JOB
Reproduce every line of each item below without changing a character, but leave the pictures out.

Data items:
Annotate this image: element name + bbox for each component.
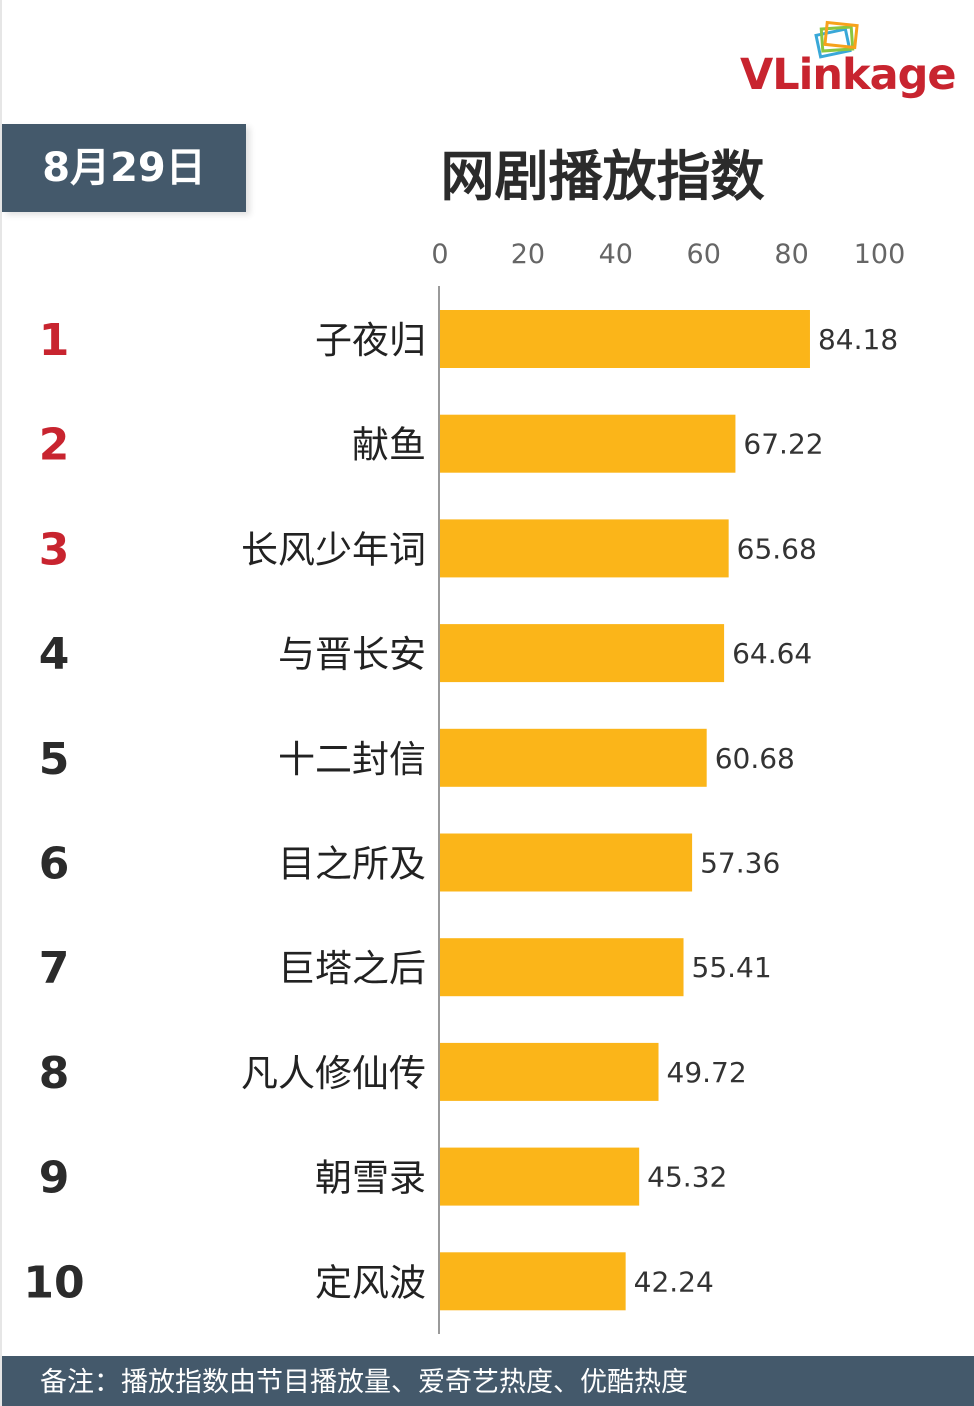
category-label: 凡人修仙传 (241, 1052, 426, 1095)
value-label: 67.22 (743, 428, 823, 461)
bar (440, 1147, 640, 1206)
value-label: 60.68 (715, 742, 795, 775)
date-text: 8月29日 (42, 145, 206, 191)
bar (440, 310, 810, 368)
category-label: 定风波 (315, 1261, 426, 1304)
logo-mark-icon (814, 20, 859, 59)
bar (440, 1252, 626, 1311)
category-label: 目之所及 (278, 843, 426, 886)
chart-row: 5 十二封信 60.68 (39, 728, 795, 787)
x-tick-label: 0 (431, 239, 448, 270)
chart-title: 网剧播放指数 (440, 145, 765, 208)
footer-note-bar: 备注：播放指数由节目播放量、爱奇艺热度、优酷热度 (2, 1356, 974, 1406)
value-label: 55.41 (692, 951, 772, 984)
value-label: 45.32 (647, 1161, 727, 1194)
bar (440, 1042, 659, 1101)
rank-label: 2 (39, 420, 70, 471)
x-tick-label: 20 (511, 239, 545, 270)
chart-row: 10 定风波 42.24 (23, 1252, 714, 1311)
bar (440, 414, 736, 473)
bar (440, 833, 693, 892)
value-label: 64.64 (732, 637, 812, 670)
value-label: 65.68 (737, 532, 817, 565)
rank-label: 7 (39, 943, 70, 994)
chart-row: 8 凡人修仙传 49.72 (39, 1042, 747, 1101)
category-label: 巨塔之后 (278, 947, 426, 990)
category-label: 子夜归 (315, 319, 426, 362)
value-label: 57.36 (700, 847, 780, 880)
category-label: 献鱼 (352, 424, 426, 467)
rank-label: 9 (39, 1153, 70, 1204)
chart-row: 4 与晋长安 64.64 (39, 624, 812, 683)
bar (440, 624, 725, 683)
chart-row: 1 子夜归 84.18 (39, 310, 898, 368)
rank-label: 10 (23, 1257, 84, 1308)
vlinkage-logo: VLinkage (740, 18, 970, 108)
chart-row: 7 巨塔之后 55.41 (39, 938, 772, 997)
x-axis-ticks: 0 20 40 60 80 100 (431, 239, 905, 270)
bar (440, 728, 707, 787)
bar (440, 519, 729, 578)
chart-row: 6 目之所及 57.36 (39, 833, 780, 892)
category-label: 朝雪录 (315, 1157, 426, 1200)
category-label: 与晋长安 (278, 633, 426, 676)
rank-label: 4 (39, 629, 70, 680)
category-label: 十二封信 (278, 738, 426, 781)
chart-row: 9 朝雪录 45.32 (39, 1147, 727, 1206)
x-tick-label: 100 (854, 239, 906, 270)
value-label: 49.72 (667, 1056, 747, 1089)
bar (440, 938, 684, 997)
bar-chart: 0 20 40 60 80 100 1 子夜归 84.18 2 献鱼 67.22 3 长风少年词 65.6… (23, 239, 905, 1334)
rank-label: 5 (39, 734, 70, 785)
chart-row: 2 献鱼 67.22 (39, 414, 824, 473)
rank-label: 3 (39, 524, 70, 575)
chart-row: 3 长风少年词 65.68 (39, 519, 817, 578)
value-label: 42.24 (634, 1265, 714, 1298)
footer-note: 备注：播放指数由节目播放量、爱奇艺热度、优酷热度 (40, 1367, 688, 1398)
value-label: 84.18 (818, 323, 898, 356)
x-tick-label: 80 (774, 239, 808, 270)
chart-rows: 1 子夜归 84.18 2 献鱼 67.22 3 长风少年词 65.68 4 与晋长安 64.64 5 十… (23, 310, 898, 1311)
rank-label: 6 (39, 839, 70, 890)
category-label: 长风少年词 (241, 528, 426, 571)
frame-edge (0, 0, 2, 1406)
logo-text: VLinkage (740, 50, 957, 100)
x-tick-label: 40 (599, 239, 633, 270)
rank-label: 1 (39, 315, 70, 366)
x-tick-label: 60 (687, 239, 721, 270)
rank-label: 8 (39, 1048, 70, 1099)
date-badge: 8月29日 (2, 124, 246, 212)
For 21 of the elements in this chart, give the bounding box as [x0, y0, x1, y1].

SOLUTION TO THE PROBLEM
Annotate this image: element name + bbox for each component.
category-label: 凡人修仙传 (241, 1052, 426, 1095)
value-label: 67.22 (743, 428, 823, 461)
bar (440, 1147, 640, 1206)
value-label: 60.68 (715, 742, 795, 775)
date-text: 8月29日 (42, 145, 206, 191)
bar (440, 310, 810, 368)
category-label: 定风波 (315, 1261, 426, 1304)
logo-mark-icon (814, 20, 859, 59)
bar (440, 1252, 626, 1311)
category-label: 目之所及 (278, 843, 426, 886)
chart-row: 5 十二封信 60.68 (39, 728, 795, 787)
x-tick-label: 0 (431, 239, 448, 270)
chart-title: 网剧播放指数 (440, 145, 765, 208)
footer-note-bar: 备注：播放指数由节目播放量、爱奇艺热度、优酷热度 (2, 1356, 974, 1406)
value-label: 55.41 (692, 951, 772, 984)
value-label: 45.32 (647, 1161, 727, 1194)
bar (440, 1042, 659, 1101)
rank-label: 2 (39, 420, 70, 471)
x-tick-label: 20 (511, 239, 545, 270)
chart-row: 10 定风波 42.24 (23, 1252, 714, 1311)
bar (440, 414, 736, 473)
bar (440, 833, 693, 892)
value-label: 64.64 (732, 637, 812, 670)
value-label: 65.68 (737, 532, 817, 565)
rank-label: 7 (39, 943, 70, 994)
chart-row: 8 凡人修仙传 49.72 (39, 1042, 747, 1101)
category-label: 巨塔之后 (278, 947, 426, 990)
category-label: 子夜归 (315, 319, 426, 362)
value-label: 57.36 (700, 847, 780, 880)
category-label: 献鱼 (352, 424, 426, 467)
rank-label: 9 (39, 1153, 70, 1204)
chart-row: 4 与晋长安 64.64 (39, 624, 812, 683)
bar (440, 624, 725, 683)
chart-row: 1 子夜归 84.18 (39, 310, 898, 368)
rank-label: 10 (23, 1257, 84, 1308)
vlinkage-logo: VLinkage (740, 18, 970, 108)
chart-row: 7 巨塔之后 55.41 (39, 938, 772, 997)
x-axis-ticks: 0 20 40 60 80 100 (431, 239, 905, 270)
bar (440, 728, 707, 787)
bar (440, 519, 729, 578)
chart-row: 6 目之所及 57.36 (39, 833, 780, 892)
category-label: 朝雪录 (315, 1157, 426, 1200)
category-label: 与晋长安 (278, 633, 426, 676)
rank-label: 4 (39, 629, 70, 680)
category-label: 十二封信 (278, 738, 426, 781)
chart-row: 9 朝雪录 45.32 (39, 1147, 727, 1206)
x-tick-label: 100 (854, 239, 906, 270)
value-label: 49.72 (667, 1056, 747, 1089)
bar (440, 938, 684, 997)
bar-chart: 0 20 40 60 80 100 1 子夜归 84.18 2 献鱼 67.22 3 长风少年词 65.6… (23, 239, 905, 1334)
rank-label: 5 (39, 734, 70, 785)
chart-row: 2 献鱼 67.22 (39, 414, 824, 473)
rank-label: 3 (39, 524, 70, 575)
chart-row: 3 长风少年词 65.68 (39, 519, 817, 578)
value-label: 42.24 (634, 1265, 714, 1298)
footer-note: 备注：播放指数由节目播放量、爱奇艺热度、优酷热度 (40, 1367, 688, 1398)
value-label: 84.18 (818, 323, 898, 356)
x-tick-label: 80 (774, 239, 808, 270)
chart-rows: 1 子夜归 84.18 2 献鱼 67.22 3 长风少年词 65.68 4 与晋长安 64.64 5 十… (23, 310, 898, 1311)
rank-label: 6 (39, 839, 70, 890)
category-label: 长风少年词 (241, 528, 426, 571)
frame-edge (0, 0, 2, 1406)
logo-text: VLinkage (740, 50, 957, 100)
x-tick-label: 40 (599, 239, 633, 270)
rank-label: 1 (39, 315, 70, 366)
x-tick-label: 60 (687, 239, 721, 270)
rank-label: 8 (39, 1048, 70, 1099)
date-badge: 8月29日 (2, 124, 246, 212)
For 21 of the elements in this chart, give the bounding box as [x0, y0, x1, y1].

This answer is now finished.